PAGE TEXT:
Held - It is accepted by the Revenue that the assessee is entitled to refund of excess duty paid, which is of nature of deposit with the Govt - Considering the verdict of the Madras High Court in ICMC Corporation Limited vs. CESTAT, Chennai wherein an assessee is entitled to take re-credit of the undisputed amount and have taken the credit under intimation to the Revenue, the proceeding for disallowing the same is unwarranted and there is no requirement to file separate application for refund of duty u/s 11B - Further, the Commr.(A) in the impugned order erroneously rejected the appeal having observed that the assessee took suo motu credit without valid duty paying documents - Such observation is factually wrong and vitiates the O-i-A - Besides, the order is cryptic and non-speaking - In such facts and circumstances, the assessee rightly took credit under intimation to the Revenue - Hence the O-i-A merits being quashed: CESTAT

- Assessee's appeal allowed: DELHI CESTAT

Ramco Cements Ltd Vs CCE

CX - The assessee-company manufactures Cement and uses Fly Ash in the process - Verification of invoices issued by service providers revealed that they charged the assessee in invoices towards services provided by them for operation and maintenance of thermal power station - However, the assessee took credit on such invoices claiming that the same is input service to them - SCN was issued to the assessee proposing reversal of cenvat credit and imposing penalty u/r 15(2) of CCR 2004 - Such proposals in the SCN were sustained on adjudication - Hence this appeal.

TASK TO CARRY OUT: Reproduce the case digest from "CX - The assessee-company" through "Hence this appeal.", replacing "Fly Ash" with "Slag". Base your work on the case digest alone.

SUPPLIED INFORMATION:

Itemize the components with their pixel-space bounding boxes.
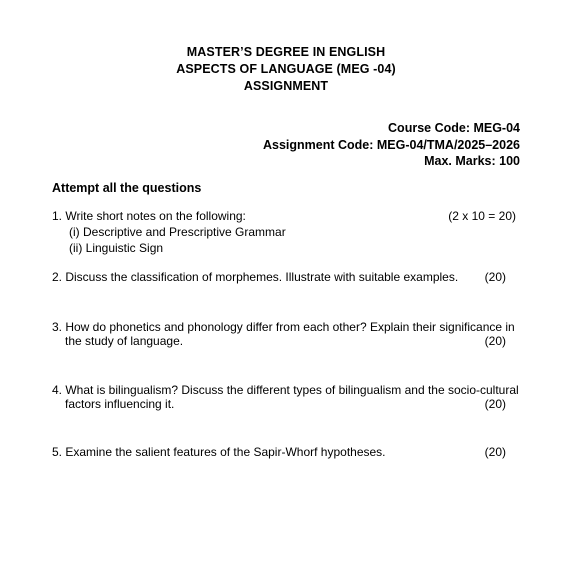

TASK RESPONSE:
CX - The assessee-company manufactures Cement and uses Slag in the process - Verification of invoices issued by service providers revealed that they charged the assessee in invoices towards services provided by them for operation and maintenance of thermal power station - However, the assessee took credit on such invoices claiming that the same is input service to them - SCN was issued to the assessee proposing reversal of cenvat credit and imposing penalty u/r 15(2) of CCR 2004 - Such proposals in the SCN were sustained on adjudication - Hence this appeal.